= Work instructions =
List each line of the data that holds the string "территории", please.

---------- Source records ----------

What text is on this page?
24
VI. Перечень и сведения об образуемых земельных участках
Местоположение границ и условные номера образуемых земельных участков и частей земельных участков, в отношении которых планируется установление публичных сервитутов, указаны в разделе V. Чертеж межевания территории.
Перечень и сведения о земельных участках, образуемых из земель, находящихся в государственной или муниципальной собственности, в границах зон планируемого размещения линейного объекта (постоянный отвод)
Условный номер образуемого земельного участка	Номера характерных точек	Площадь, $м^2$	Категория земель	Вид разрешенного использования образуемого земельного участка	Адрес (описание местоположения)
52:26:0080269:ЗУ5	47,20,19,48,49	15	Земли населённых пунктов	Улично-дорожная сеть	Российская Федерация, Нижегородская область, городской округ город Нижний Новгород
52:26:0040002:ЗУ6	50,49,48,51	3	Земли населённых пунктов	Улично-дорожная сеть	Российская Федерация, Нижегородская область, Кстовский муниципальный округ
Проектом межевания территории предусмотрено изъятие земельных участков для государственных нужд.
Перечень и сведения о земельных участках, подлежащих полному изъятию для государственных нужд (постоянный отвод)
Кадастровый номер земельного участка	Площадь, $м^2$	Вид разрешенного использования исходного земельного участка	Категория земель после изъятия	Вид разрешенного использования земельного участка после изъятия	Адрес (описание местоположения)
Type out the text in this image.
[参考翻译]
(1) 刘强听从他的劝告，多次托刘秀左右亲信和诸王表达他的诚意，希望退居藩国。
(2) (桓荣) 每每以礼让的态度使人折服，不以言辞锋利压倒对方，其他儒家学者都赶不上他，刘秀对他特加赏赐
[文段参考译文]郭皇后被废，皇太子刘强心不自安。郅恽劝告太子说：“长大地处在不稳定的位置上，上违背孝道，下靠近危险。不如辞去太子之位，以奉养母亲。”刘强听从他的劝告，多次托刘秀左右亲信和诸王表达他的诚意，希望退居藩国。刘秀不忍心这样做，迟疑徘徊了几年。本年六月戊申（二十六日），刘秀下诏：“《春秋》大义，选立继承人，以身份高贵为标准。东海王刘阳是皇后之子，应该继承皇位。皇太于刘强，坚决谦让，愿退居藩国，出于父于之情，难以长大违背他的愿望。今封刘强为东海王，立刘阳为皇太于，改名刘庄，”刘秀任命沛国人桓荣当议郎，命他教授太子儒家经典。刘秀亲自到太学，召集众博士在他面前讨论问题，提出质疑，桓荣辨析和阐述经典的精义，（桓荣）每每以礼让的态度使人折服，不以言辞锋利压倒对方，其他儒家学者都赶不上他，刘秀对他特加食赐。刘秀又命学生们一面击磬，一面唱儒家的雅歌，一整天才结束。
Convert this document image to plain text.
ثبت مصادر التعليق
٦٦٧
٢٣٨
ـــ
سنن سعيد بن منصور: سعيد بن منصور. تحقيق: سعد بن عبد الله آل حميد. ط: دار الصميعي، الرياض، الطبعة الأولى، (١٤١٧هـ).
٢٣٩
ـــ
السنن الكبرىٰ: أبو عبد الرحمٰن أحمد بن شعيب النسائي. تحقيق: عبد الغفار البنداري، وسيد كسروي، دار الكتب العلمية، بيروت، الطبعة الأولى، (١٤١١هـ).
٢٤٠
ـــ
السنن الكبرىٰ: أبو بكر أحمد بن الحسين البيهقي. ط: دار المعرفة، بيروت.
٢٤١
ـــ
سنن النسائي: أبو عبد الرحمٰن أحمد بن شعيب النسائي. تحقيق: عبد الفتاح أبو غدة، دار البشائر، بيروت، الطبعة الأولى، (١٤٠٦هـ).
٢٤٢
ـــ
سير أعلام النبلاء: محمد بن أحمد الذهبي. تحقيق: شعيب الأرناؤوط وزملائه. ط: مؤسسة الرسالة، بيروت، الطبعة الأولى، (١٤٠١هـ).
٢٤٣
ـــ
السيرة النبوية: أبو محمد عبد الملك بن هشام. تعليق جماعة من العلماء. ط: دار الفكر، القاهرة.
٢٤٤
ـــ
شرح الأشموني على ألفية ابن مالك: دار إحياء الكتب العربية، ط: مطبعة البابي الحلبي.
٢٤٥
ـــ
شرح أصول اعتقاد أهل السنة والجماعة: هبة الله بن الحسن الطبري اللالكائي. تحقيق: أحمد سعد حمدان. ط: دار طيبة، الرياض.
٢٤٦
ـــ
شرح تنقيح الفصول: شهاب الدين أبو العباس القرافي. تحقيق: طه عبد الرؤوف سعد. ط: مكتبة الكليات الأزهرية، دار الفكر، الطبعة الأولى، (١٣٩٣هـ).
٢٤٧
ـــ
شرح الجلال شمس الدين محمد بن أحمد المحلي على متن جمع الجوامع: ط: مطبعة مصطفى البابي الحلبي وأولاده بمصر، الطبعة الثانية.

----------

= Output =
Местоположение границ и условные номера образуемых земельных участков и частей земельных участков, в отношении которых планируется установление публичных сервитутов, указаны в разделе V. Чертеж межевания территории.
Проектом межевания территории предусмотрено изъятие земельных участков для государственных нужд.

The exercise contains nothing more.